Problem to work on: Output the data below in full, character for character.
+===+
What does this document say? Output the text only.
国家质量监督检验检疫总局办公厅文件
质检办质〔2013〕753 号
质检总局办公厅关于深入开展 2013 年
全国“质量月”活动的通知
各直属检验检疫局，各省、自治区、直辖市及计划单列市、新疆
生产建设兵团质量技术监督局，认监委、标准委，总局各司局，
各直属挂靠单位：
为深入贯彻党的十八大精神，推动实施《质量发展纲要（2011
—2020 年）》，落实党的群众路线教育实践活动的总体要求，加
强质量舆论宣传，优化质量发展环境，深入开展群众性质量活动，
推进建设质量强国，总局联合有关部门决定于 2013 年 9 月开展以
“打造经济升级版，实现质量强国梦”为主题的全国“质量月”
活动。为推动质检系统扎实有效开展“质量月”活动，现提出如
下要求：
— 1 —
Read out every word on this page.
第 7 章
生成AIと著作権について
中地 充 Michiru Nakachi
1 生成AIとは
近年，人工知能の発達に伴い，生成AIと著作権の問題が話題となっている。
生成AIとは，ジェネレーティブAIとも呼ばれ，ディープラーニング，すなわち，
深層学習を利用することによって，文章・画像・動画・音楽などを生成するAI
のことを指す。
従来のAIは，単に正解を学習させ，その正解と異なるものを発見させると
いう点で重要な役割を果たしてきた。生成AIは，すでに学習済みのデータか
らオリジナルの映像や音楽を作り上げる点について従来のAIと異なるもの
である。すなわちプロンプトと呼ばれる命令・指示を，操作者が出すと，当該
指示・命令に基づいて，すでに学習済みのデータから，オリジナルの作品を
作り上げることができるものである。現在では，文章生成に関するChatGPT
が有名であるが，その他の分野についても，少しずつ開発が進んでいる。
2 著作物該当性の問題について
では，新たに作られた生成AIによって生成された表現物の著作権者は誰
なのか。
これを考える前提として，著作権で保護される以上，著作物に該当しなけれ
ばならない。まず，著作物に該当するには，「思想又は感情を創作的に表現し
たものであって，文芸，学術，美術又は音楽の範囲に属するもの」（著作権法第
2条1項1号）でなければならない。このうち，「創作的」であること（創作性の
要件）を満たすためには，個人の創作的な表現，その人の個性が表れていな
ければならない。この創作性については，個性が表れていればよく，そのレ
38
+===+
The result:
What does this document say? Output the text only.
国家质量监督检验检疫总局办公厅文件
质检办质〔2013〕753 号
质检总局办公厅关于深入开展 2013 年
全国“质量月”活动的通知
各直属检验检疫局，各省、自治区、直辖市及计划单列市、新疆
生产建设兵团质量技术监督局，认监委、标准委，总局各司局，
各直属挂靠单位：
为深入贯彻党的十八大精神，推动实施《质量发展纲要（2011
—2020 年）》，落实党的群众路线教育实践活动的总体要求，加
强质量舆论宣传，优化质量发展环境，深入开展群众性质量活动，
推进建设质量强国，总局联合有关部门决定于 2013 年 9 月开展以
“打造经济升级版，实现质量强国梦”为主题的全国“质量月”
活动。为推动质检系统扎实有效开展“质量月”活动，现提出如
下要求：
— 1 —
Read out every word on this page.
第 7 章
生成AIと著作権について
中地 充 Michiru Nakachi
1 生成AIとは
近年，人工知能の発達に伴い，生成AIと著作権の問題が話題となっている。
生成AIとは，ジェネレーティブAIとも呼ばれ，ディープラーニング，すなわち，
深層学習を利用することによって，文章・画像・動画・音楽などを生成するAI
のことを指す。
従来のAIは，単に正解を学習させ，その正解と異なるものを発見させると
いう点で重要な役割を果たしてきた。生成AIは，すでに学習済みのデータか
らオリジナルの映像や音楽を作り上げる点について従来のAIと異なるもの
である。すなわちプロンプトと呼ばれる命令・指示を，操作者が出すと，当該
指示・命令に基づいて，すでに学習済みのデータから，オリジナルの作品を
作り上げることができるものである。現在では，文章生成に関するChatGPT
が有名であるが，その他の分野についても，少しずつ開発が進んでいる。
2 著作物該当性の問題について
では，新たに作られた生成AIによって生成された表現物の著作権者は誰
なのか。
これを考える前提として，著作権で保護される以上，著作物に該当しなけれ
ばならない。まず，著作物に該当するには，「思想又は感情を創作的に表現し
たものであって，文芸，学術，美術又は音楽の範囲に属するもの」（著作権法第
2条1項1号）でなければならない。このうち，「創作的」であること（創作性の
要件）を満たすためには，個人の創作的な表現，その人の個性が表れていな
ければならない。この創作性については，個性が表れていればよく，そのレ
38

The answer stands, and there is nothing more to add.